▶ _Exercise details_
Copy everything in the data below exactly except the pictures.

▶ _Supplied material_
☆ ☆ ☆ ☆
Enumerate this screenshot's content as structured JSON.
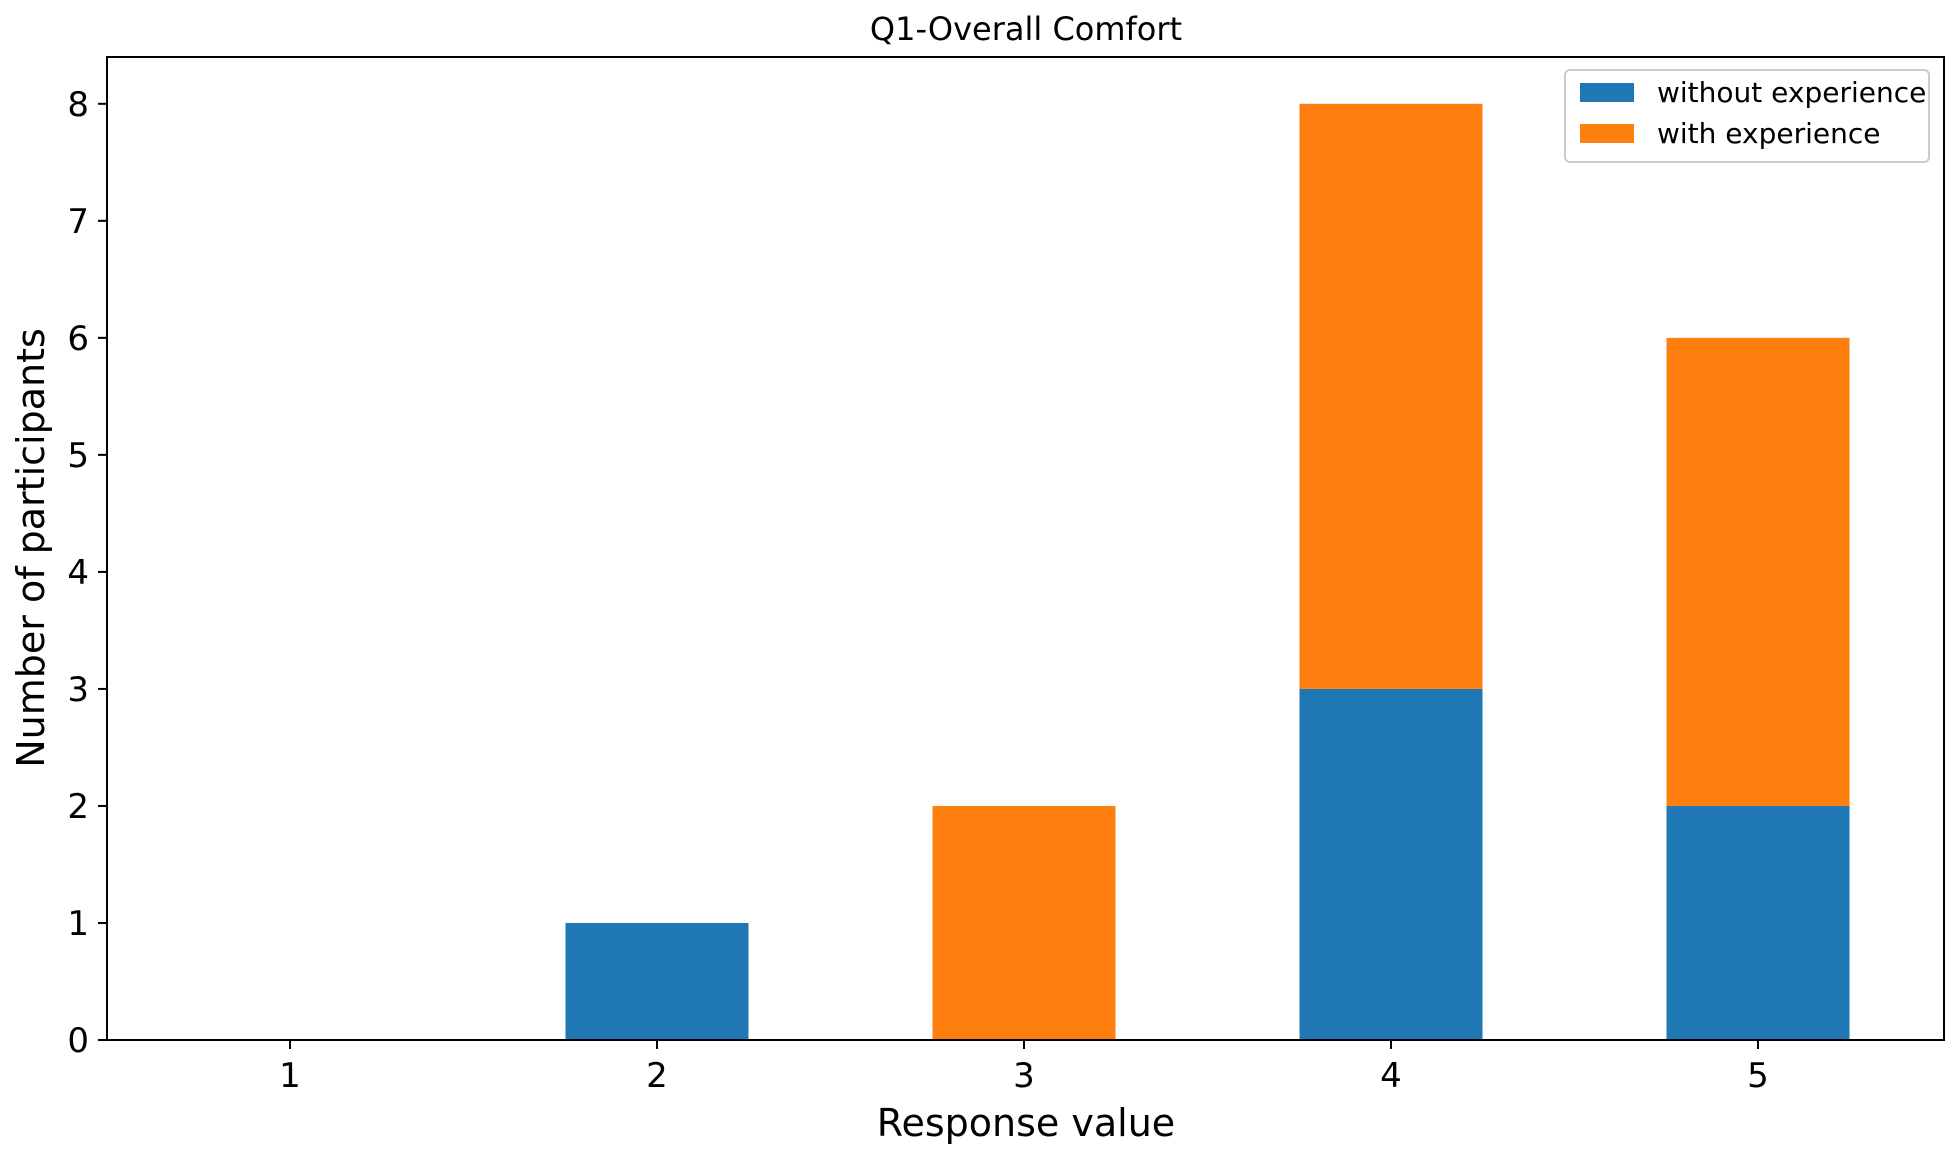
{
  "chart_data": {
    "type": "bar",
    "stacked": true,
    "title": "Q1-Overall Comfort",
    "xlabel": "Response value",
    "ylabel": "Number of participants",
    "categories": [
      "1",
      "2",
      "3",
      "4",
      "5"
    ],
    "series": [
      {
        "name": "without experience",
        "color": "#1f77b4",
        "values": [
          0,
          1,
          0,
          3,
          2
        ]
      },
      {
        "name": "with experience",
        "color": "#ff7f0e",
        "values": [
          0,
          0,
          2,
          5,
          4
        ]
      }
    ],
    "yticks": [
      "0",
      "1",
      "2",
      "3",
      "4",
      "5",
      "6",
      "7",
      "8"
    ],
    "ylim": [
      0,
      8.4
    ],
    "grid": false,
    "legend_position": "top-right"
  }
}
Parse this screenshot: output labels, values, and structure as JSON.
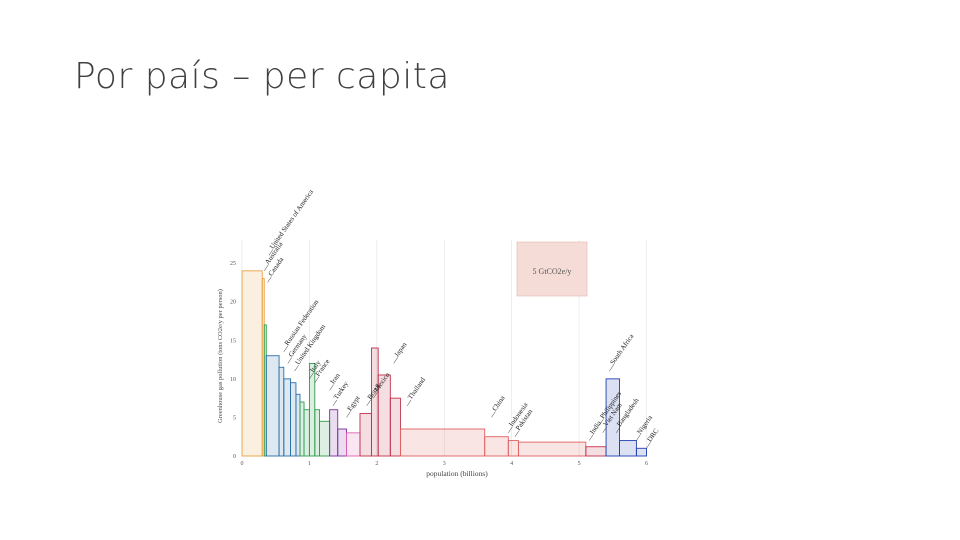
☆ ☆ ☆ ☆
▶ _The result_
Enumerate this screenshot's content as structured JSON.
{
  "chart_data": {
    "type": "bar",
    "stacked": true,
    "title": "Q1-Overall Comfort",
    "xlabel": "Response value",
    "ylabel": "Number of participants",
    "categories": [
      "1",
      "2",
      "3",
      "4",
      "5"
    ],
    "series": [
      {
        "name": "without experience",
        "color": "#1f77b4",
        "values": [
          0,
          1,
          0,
          3,
          2
        ]
      },
      {
        "name": "with experience",
        "color": "#ff7f0e",
        "values": [
          0,
          0,
          2,
          5,
          4
        ]
      }
    ],
    "yticks": [
      "0",
      "1",
      "2",
      "3",
      "4",
      "5",
      "6",
      "7",
      "8"
    ],
    "ylim": [
      0,
      8.4
    ],
    "grid": false,
    "legend_position": "top-right"
  }
}
Parse this screenshot: output labels, values, and structure as JSON.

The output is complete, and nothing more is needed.